• **INPUT**:
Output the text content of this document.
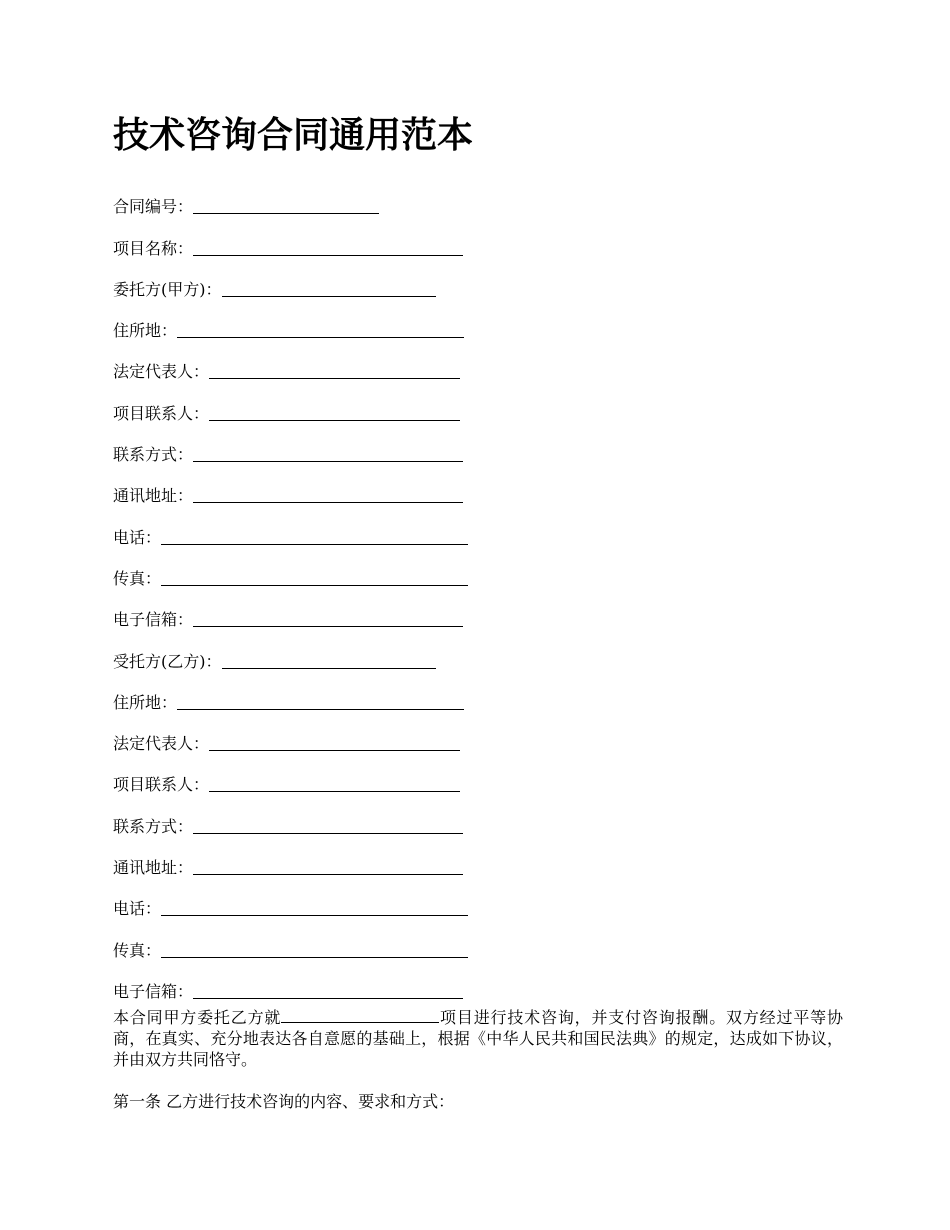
技术咨询合同通用范本
合同编号：
项目名称：
委托方(甲方)：
住所地：
法定代表人：
项目联系人：
联系方式：
通讯地址：
电话：
传真：
电子信箱：
受托方(乙方)：
住所地：
法定代表人：
项目联系人：
联系方式：
通讯地址：
电话：
传真：
电子信箱：

本合同甲方委托乙方就	项目进行技术咨询，并支付咨询报酬。双方经过平等协商，在真实、充分地表达各自意愿的基础上，根据《中华人民共和国民法典》的规定，达成如下协议，并由双方共同恪守。

第一条 乙方进行技术咨询的内容、要求和方式：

• **REQUIRED TASK**:
Any pictures should be dropped; transcribe the rest of the records above exactly.

• **THE ANSWER**:
Output the text content of this document.
技术咨询合同通用范本
合同编号：
项目名称：
委托方(甲方)：
住所地：
法定代表人：
项目联系人：
联系方式：
通讯地址：
电话：
传真：
电子信箱：
受托方(乙方)：
住所地：
法定代表人：
项目联系人：
联系方式：
通讯地址：
电话：
传真：
电子信箱：

本合同甲方委托乙方就	项目进行技术咨询，并支付咨询报酬。双方经过平等协商，在真实、充分地表达各自意愿的基础上，根据《中华人民共和国民法典》的规定，达成如下协议，并由双方共同恪守。

第一条 乙方进行技术咨询的内容、要求和方式：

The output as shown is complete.